═════ EXERCISE INPUTS

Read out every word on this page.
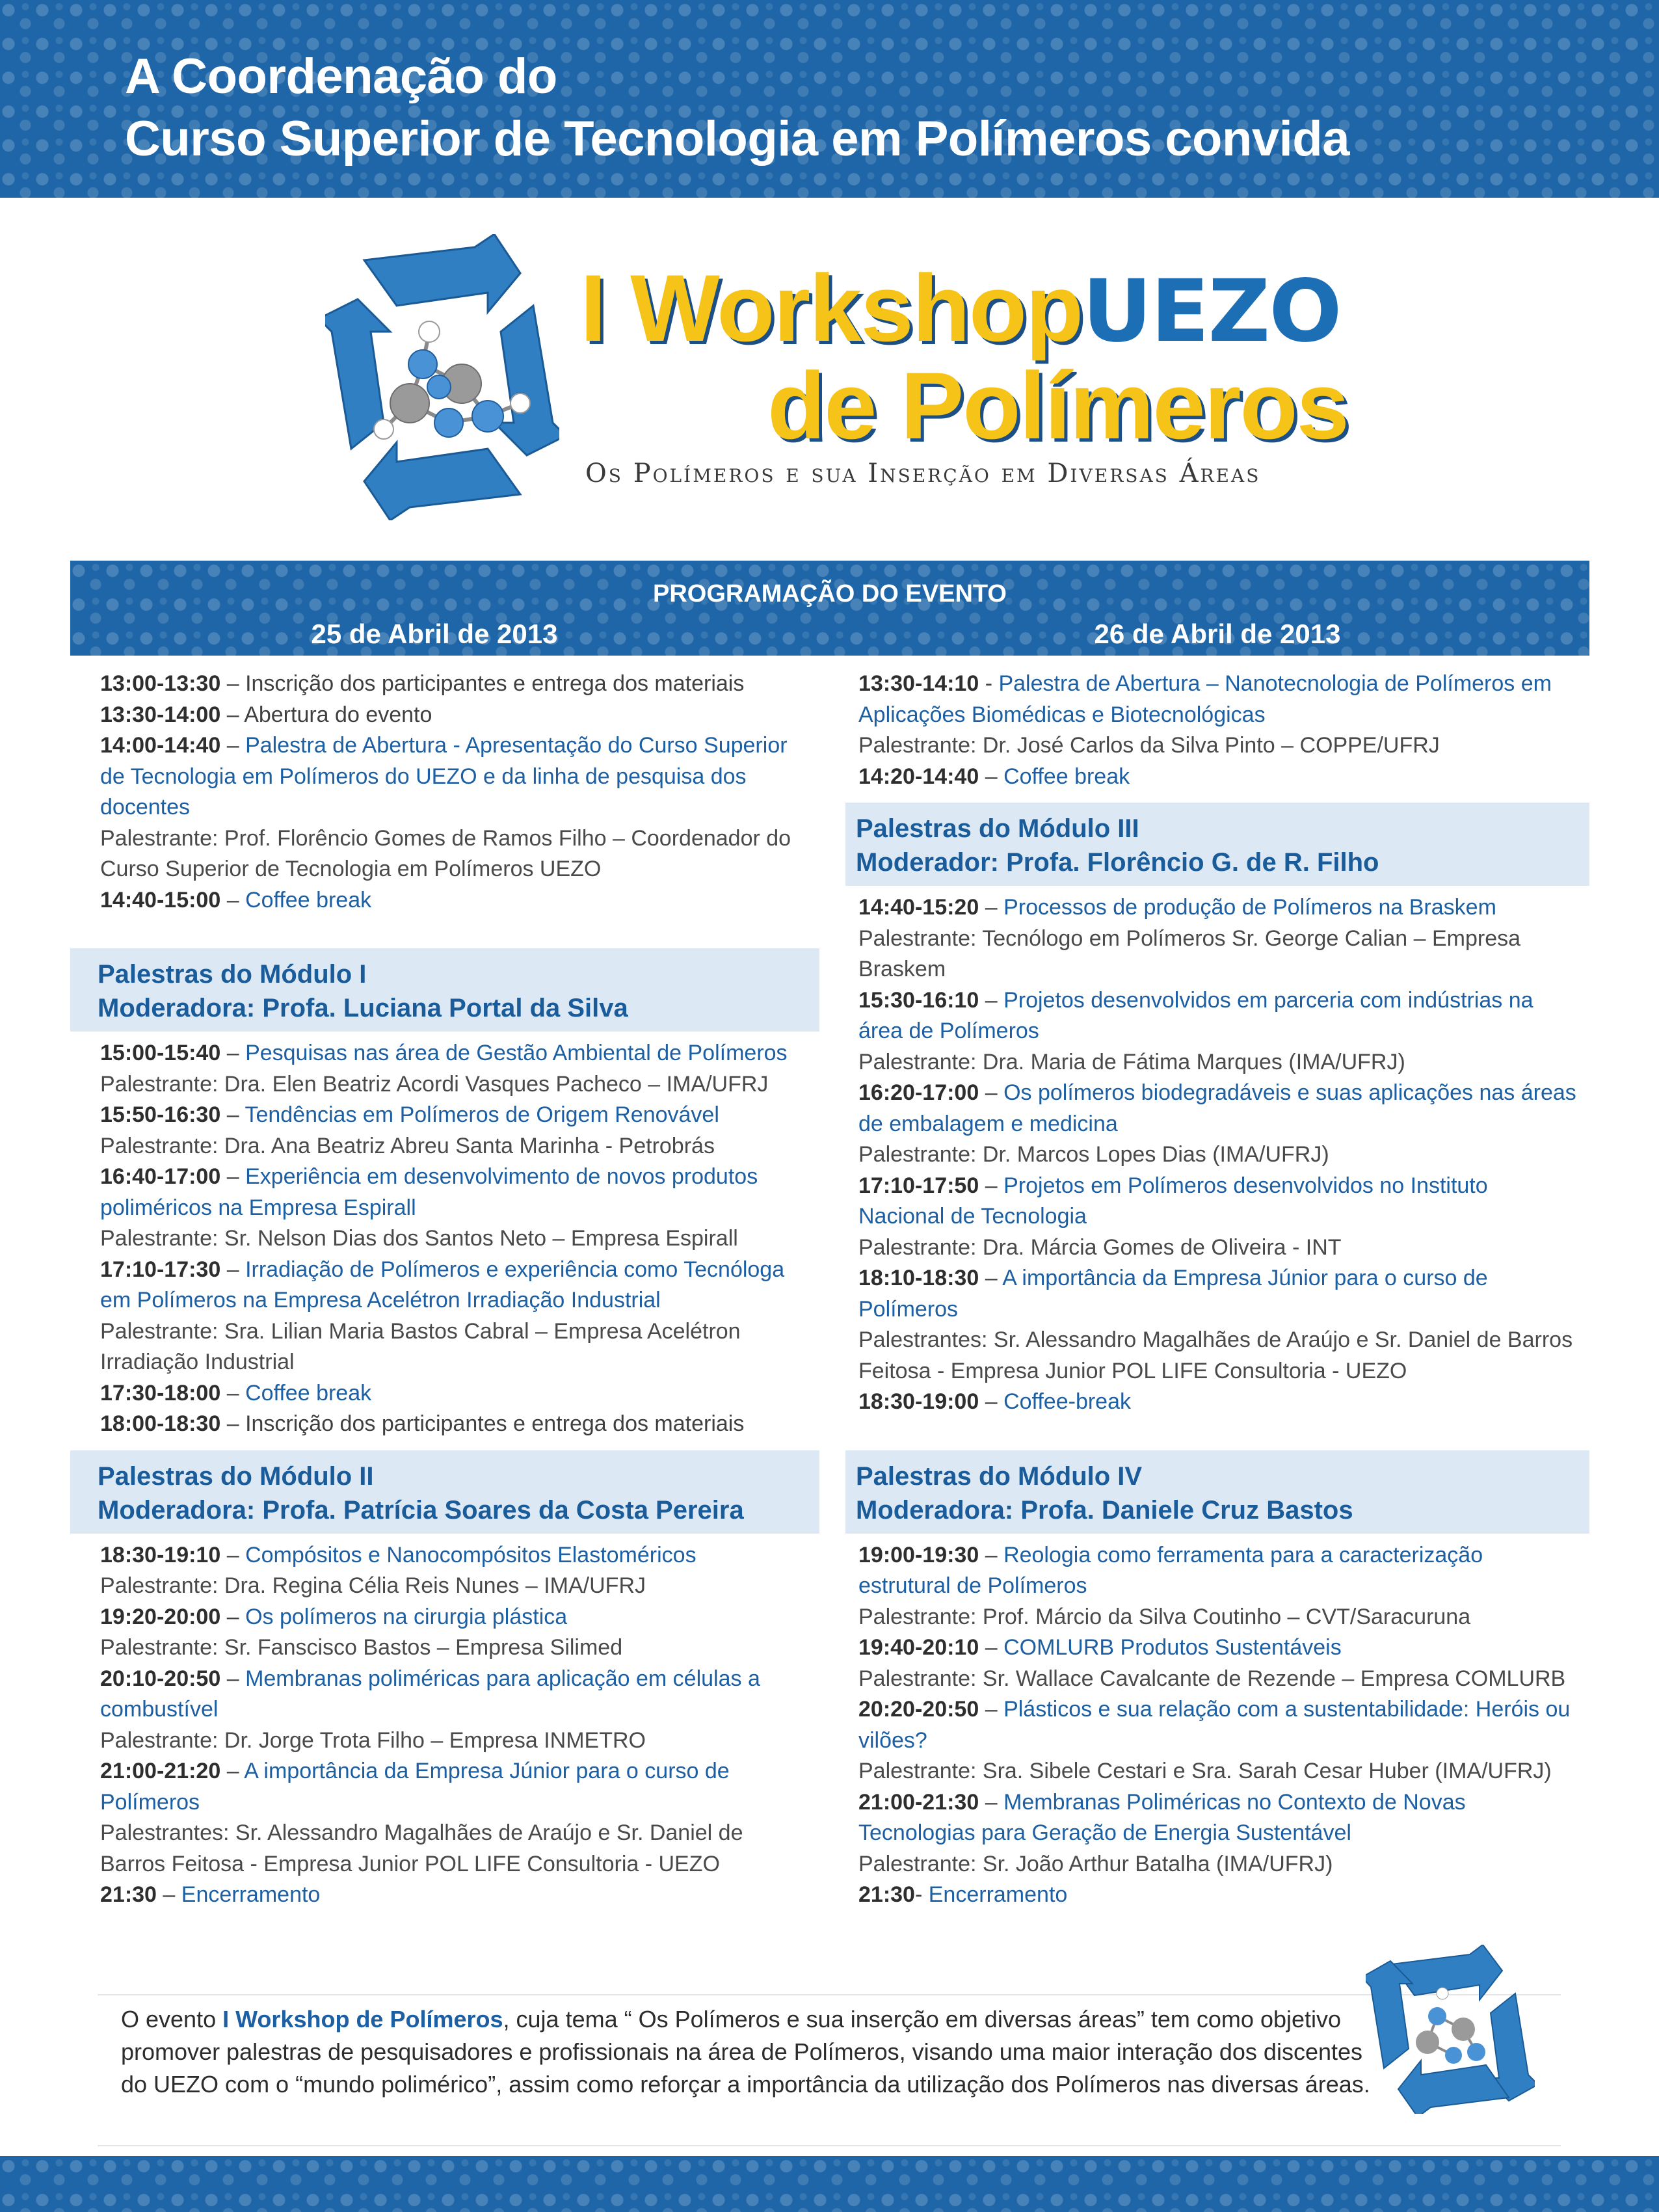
A Coordenação do
Curso Superior de Tecnologia em Polímeros convida
I WorkshopUEZO
de Polímeros
Os Polímeros e sua Inserção em Diversas Áreas
PROGRAMAÇÃO DO EVENTO
25 de Abril de 2013	26 de Abril de 2013

13:00-13:30 – Inscrição dos participantes e entrega dos materiais

13:30-14:00 – Abertura do evento

14:00-14:40 – Palestra de Abertura - Apresentação do Curso Superior de Tecnologia em Polímeros do UEZO e da linha de pesquisa dos docentes

Palestrante: Prof. Florêncio Gomes de Ramos Filho – Coordenador do Curso Superior de Tecnologia em Polímeros UEZO

14:40-15:00 – Coffee break

Palestras do Módulo I
Moderadora: Profa. Luciana Portal da Silva

15:00-15:40 – Pesquisas nas área de Gestão Ambiental de Polímeros

Palestrante: Dra. Elen Beatriz Acordi Vasques Pacheco – IMA/UFRJ

15:50-16:30 – Tendências em Polímeros de Origem Renovável

Palestrante: Dra. Ana Beatriz Abreu Santa Marinha - Petrobrás

16:40-17:00 – Experiência em desenvolvimento de novos produtos poliméricos na Empresa Espirall

Palestrante: Sr. Nelson Dias dos Santos Neto – Empresa Espirall

17:10-17:30 – Irradiação de Polímeros e experiência como Tecnóloga em Polímeros na Empresa Acelétron Irradiação Industrial

Palestrante: Sra. Lilian Maria Bastos Cabral – Empresa Acelétron Irradiação Industrial

17:30-18:00 – Coffee break

18:00-18:30 – Inscrição dos participantes e entrega dos materiais

Palestras do Módulo II
Moderadora: Profa. Patrícia Soares da Costa Pereira

18:30-19:10 – Compósitos e Nanocompósitos Elastoméricos

Palestrante: Dra. Regina Célia Reis Nunes – IMA/UFRJ

19:20-20:00 – Os polímeros na cirurgia plástica

Palestrante: Sr. Fanscisco Bastos – Empresa Silimed

20:10-20:50 – Membranas poliméricas para aplicação em células a combustível

Palestrante: Dr. Jorge Trota Filho – Empresa INMETRO

21:00-21:20 – A importância da Empresa Júnior para o curso de Polímeros

Palestrantes: Sr. Alessandro Magalhães de Araújo e Sr. Daniel de Barros Feitosa - Empresa Junior POL LIFE Consultoria - UEZO

21:30 – Encerramento

13:30-14:10 - Palestra de Abertura – Nanotecnologia de Polímeros em Aplicações Biomédicas e Biotecnológicas

Palestrante: Dr. José Carlos da Silva Pinto – COPPE/UFRJ

14:20-14:40 – Coffee break

Palestras do Módulo III
Moderador: Profa. Florêncio G. de R. Filho

14:40-15:20 – Processos de produção de Polímeros na Braskem

Palestrante: Tecnólogo em Polímeros Sr. George Calian – Empresa Braskem

15:30-16:10 – Projetos desenvolvidos em parceria com indústrias na área de Polímeros

Palestrante: Dra. Maria de Fátima Marques (IMA/UFRJ)

16:20-17:00 – Os polímeros biodegradáveis e suas aplicações nas áreas de embalagem e medicina

Palestrante: Dr. Marcos Lopes Dias (IMA/UFRJ)

17:10-17:50 – Projetos em Polímeros desenvolvidos no Instituto Nacional de Tecnologia

Palestrante: Dra. Márcia Gomes de Oliveira - INT

18:10-18:30 – A importância da Empresa Júnior para o curso de Polímeros

Palestrantes: Sr. Alessandro Magalhães de Araújo e Sr. Daniel de Barros Feitosa - Empresa Junior POL LIFE Consultoria - UEZO

18:30-19:00 – Coffee-break

Palestras do Módulo IV
Moderadora: Profa. Daniele Cruz Bastos

19:00-19:30 – Reologia como ferramenta para a caracterização estrutural de Polímeros

Palestrante: Prof. Márcio da Silva Coutinho – CVT/Saracuruna

19:40-20:10 – COMLURB Produtos Sustentáveis

Palestrante: Sr. Wallace Cavalcante de Rezende – Empresa COMLURB

20:20-20:50 – Plásticos e sua relação com a sustentabilidade: Heróis ou vilões?

Palestrante: Sra. Sibele Cestari e Sra. Sarah Cesar Huber (IMA/UFRJ)

21:00-21:30 – Membranas Poliméricas no Contexto de Novas Tecnologias para Geração de Energia Sustentável

Palestrante: Sr. João Arthur Batalha (IMA/UFRJ)

21:30- Encerramento

O evento I Workshop de Polímeros, cuja tema “ Os Polímeros e sua inserção em diversas áreas” tem como objetivo promover palestras de pesquisadores e profissionais na área de Polímeros, visando uma maior interação dos discentes do UEZO com o “mundo polimérico”, assim como reforçar a importância da utilização dos Polímeros nas diversas áreas.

══════════

- PROBLEM TO SOLVE -
Copy out each line word for word, please, skipping the images.

- ANSWER IN FULL -
Read out every word on this page.
A Coordenação do
Curso Superior de Tecnologia em Polímeros convida
I WorkshopUEZO
de Polímeros
Os Polímeros e sua Inserção em Diversas Áreas
PROGRAMAÇÃO DO EVENTO
25 de Abril de 2013	26 de Abril de 2013

13:00-13:30 – Inscrição dos participantes e entrega dos materiais

13:30-14:00 – Abertura do evento

14:00-14:40 – Palestra de Abertura - Apresentação do Curso Superior de Tecnologia em Polímeros do UEZO e da linha de pesquisa dos docentes

Palestrante: Prof. Florêncio Gomes de Ramos Filho – Coordenador do Curso Superior de Tecnologia em Polímeros UEZO

14:40-15:00 – Coffee break

Palestras do Módulo I
Moderadora: Profa. Luciana Portal da Silva

15:00-15:40 – Pesquisas nas área de Gestão Ambiental de Polímeros

Palestrante: Dra. Elen Beatriz Acordi Vasques Pacheco – IMA/UFRJ

15:50-16:30 – Tendências em Polímeros de Origem Renovável

Palestrante: Dra. Ana Beatriz Abreu Santa Marinha - Petrobrás

16:40-17:00 – Experiência em desenvolvimento de novos produtos poliméricos na Empresa Espirall

Palestrante: Sr. Nelson Dias dos Santos Neto – Empresa Espirall

17:10-17:30 – Irradiação de Polímeros e experiência como Tecnóloga em Polímeros na Empresa Acelétron Irradiação Industrial

Palestrante: Sra. Lilian Maria Bastos Cabral – Empresa Acelétron Irradiação Industrial

17:30-18:00 – Coffee break

18:00-18:30 – Inscrição dos participantes e entrega dos materiais

Palestras do Módulo II
Moderadora: Profa. Patrícia Soares da Costa Pereira

18:30-19:10 – Compósitos e Nanocompósitos Elastoméricos

Palestrante: Dra. Regina Célia Reis Nunes – IMA/UFRJ

19:20-20:00 – Os polímeros na cirurgia plástica

Palestrante: Sr. Fanscisco Bastos – Empresa Silimed

20:10-20:50 – Membranas poliméricas para aplicação em células a combustível

Palestrante: Dr. Jorge Trota Filho – Empresa INMETRO

21:00-21:20 – A importância da Empresa Júnior para o curso de Polímeros

Palestrantes: Sr. Alessandro Magalhães de Araújo e Sr. Daniel de Barros Feitosa - Empresa Junior POL LIFE Consultoria - UEZO

21:30 – Encerramento

13:30-14:10 - Palestra de Abertura – Nanotecnologia de Polímeros em Aplicações Biomédicas e Biotecnológicas

Palestrante: Dr. José Carlos da Silva Pinto – COPPE/UFRJ

14:20-14:40 – Coffee break

Palestras do Módulo III
Moderador: Profa. Florêncio G. de R. Filho

14:40-15:20 – Processos de produção de Polímeros na Braskem

Palestrante: Tecnólogo em Polímeros Sr. George Calian – Empresa Braskem

15:30-16:10 – Projetos desenvolvidos em parceria com indústrias na área de Polímeros

Palestrante: Dra. Maria de Fátima Marques (IMA/UFRJ)

16:20-17:00 – Os polímeros biodegradáveis e suas aplicações nas áreas de embalagem e medicina

Palestrante: Dr. Marcos Lopes Dias (IMA/UFRJ)

17:10-17:50 – Projetos em Polímeros desenvolvidos no Instituto Nacional de Tecnologia

Palestrante: Dra. Márcia Gomes de Oliveira - INT

18:10-18:30 – A importância da Empresa Júnior para o curso de Polímeros

Palestrantes: Sr. Alessandro Magalhães de Araújo e Sr. Daniel de Barros Feitosa - Empresa Junior POL LIFE Consultoria - UEZO

18:30-19:00 – Coffee-break

Palestras do Módulo IV
Moderadora: Profa. Daniele Cruz Bastos

19:00-19:30 – Reologia como ferramenta para a caracterização estrutural de Polímeros

Palestrante: Prof. Márcio da Silva Coutinho – CVT/Saracuruna

19:40-20:10 – COMLURB Produtos Sustentáveis

Palestrante: Sr. Wallace Cavalcante de Rezende – Empresa COMLURB

20:20-20:50 – Plásticos e sua relação com a sustentabilidade: Heróis ou vilões?

Palestrante: Sra. Sibele Cestari e Sra. Sarah Cesar Huber (IMA/UFRJ)

21:00-21:30 – Membranas Poliméricas no Contexto de Novas Tecnologias para Geração de Energia Sustentável

Palestrante: Sr. João Arthur Batalha (IMA/UFRJ)

21:30- Encerramento

O evento I Workshop de Polímeros, cuja tema “ Os Polímeros e sua inserção em diversas áreas” tem como objetivo promover palestras de pesquisadores e profissionais na área de Polímeros, visando uma maior interação dos discentes do UEZO com o “mundo polimérico”, assim como reforçar a importância da utilização dos Polímeros nas diversas áreas.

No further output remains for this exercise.